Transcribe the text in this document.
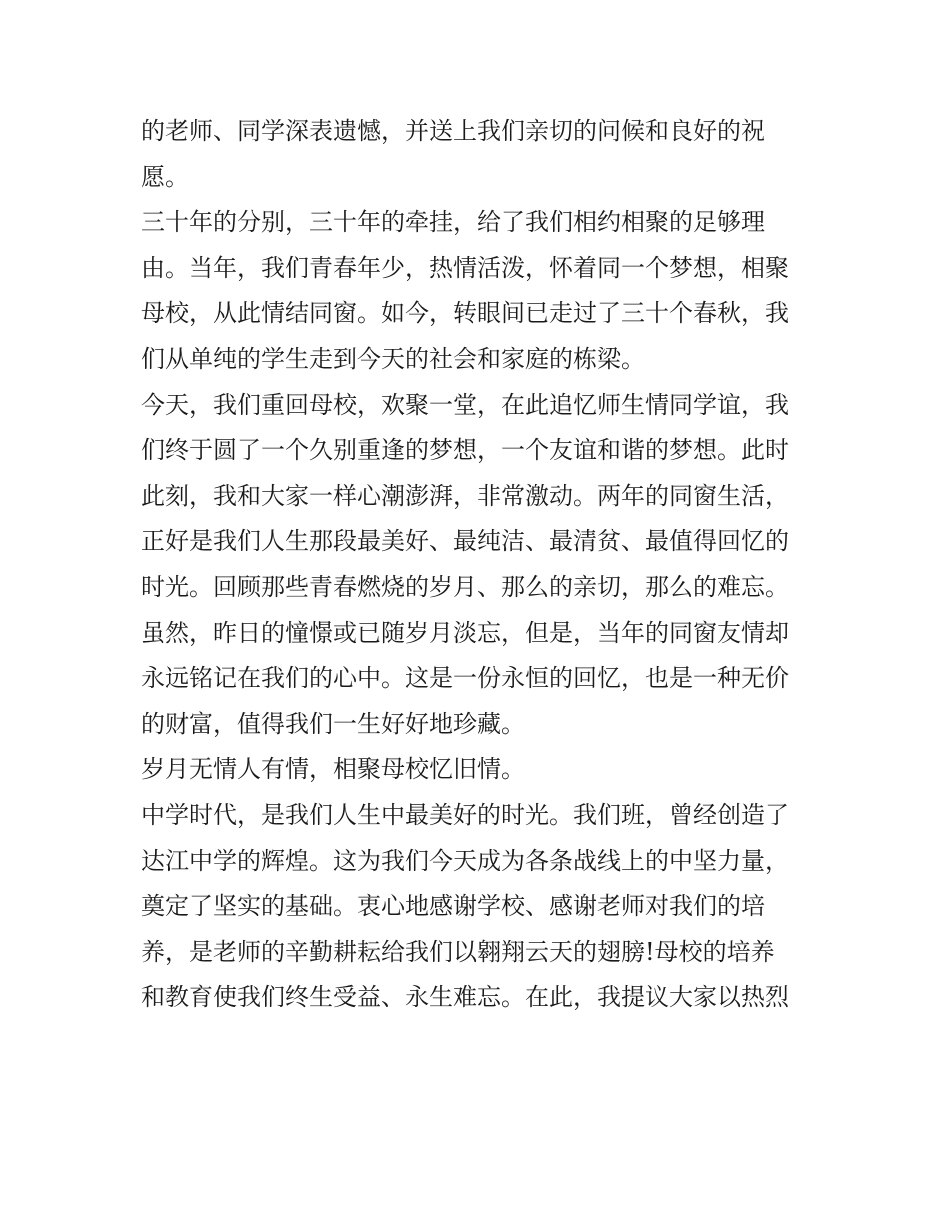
的老师、同学深表遗憾，并送上我们亲切的问候和良好的祝
愿。
三十年的分别，三十年的牵挂，给了我们相约相聚的足够理
由。当年，我们青春年少，热情活泼，怀着同一个梦想，相聚
母校，从此情结同窗。如今，转眼间已走过了三十个春秋，我
们从单纯的学生走到今天的社会和家庭的栋梁。
今天，我们重回母校，欢聚一堂，在此追忆师生情同学谊，我
们终于圆了一个久别重逢的梦想，一个友谊和谐的梦想。此时
此刻，我和大家一样心潮澎湃，非常激动。两年的同窗生活，
正好是我们人生那段最美好、最纯洁、最清贫、最值得回忆的
时光。回顾那些青春燃烧的岁月、那么的亲切，那么的难忘。
虽然，昨日的憧憬或已随岁月淡忘，但是，当年的同窗友情却
永远铭记在我们的心中。这是一份永恒的回忆，也是一种无价
的财富，值得我们一生好好地珍藏。
岁月无情人有情，相聚母校忆旧情。
中学时代，是我们人生中最美好的时光。我们班，曾经创造了
达江中学的辉煌。这为我们今天成为各条战线上的中坚力量，
奠定了坚实的基础。衷心地感谢学校、感谢老师对我们的培
养，是老师的辛勤耕耘给我们以翱翔云天的翅膀!母校的培养
和教育使我们终生受益、永生难忘。在此，我提议大家以热烈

▬▬▬▬▬▬▬▬▬▬

Brief
From the listing, extract all text exactly as given and drop any picture.

Solution below
Transcribe the text in this document.
的老师、同学深表遗憾，并送上我们亲切的问候和良好的祝
愿。
三十年的分别，三十年的牵挂，给了我们相约相聚的足够理
由。当年，我们青春年少，热情活泼，怀着同一个梦想，相聚
母校，从此情结同窗。如今，转眼间已走过了三十个春秋，我
们从单纯的学生走到今天的社会和家庭的栋梁。
今天，我们重回母校，欢聚一堂，在此追忆师生情同学谊，我
们终于圆了一个久别重逢的梦想，一个友谊和谐的梦想。此时
此刻，我和大家一样心潮澎湃，非常激动。两年的同窗生活，
正好是我们人生那段最美好、最纯洁、最清贫、最值得回忆的
时光。回顾那些青春燃烧的岁月、那么的亲切，那么的难忘。
虽然，昨日的憧憬或已随岁月淡忘，但是，当年的同窗友情却
永远铭记在我们的心中。这是一份永恒的回忆，也是一种无价
的财富，值得我们一生好好地珍藏。
岁月无情人有情，相聚母校忆旧情。
中学时代，是我们人生中最美好的时光。我们班，曾经创造了
达江中学的辉煌。这为我们今天成为各条战线上的中坚力量，
奠定了坚实的基础。衷心地感谢学校、感谢老师对我们的培
养，是老师的辛勤耕耘给我们以翱翔云天的翅膀!母校的培养
和教育使我们终生受益、永生难忘。在此，我提议大家以热烈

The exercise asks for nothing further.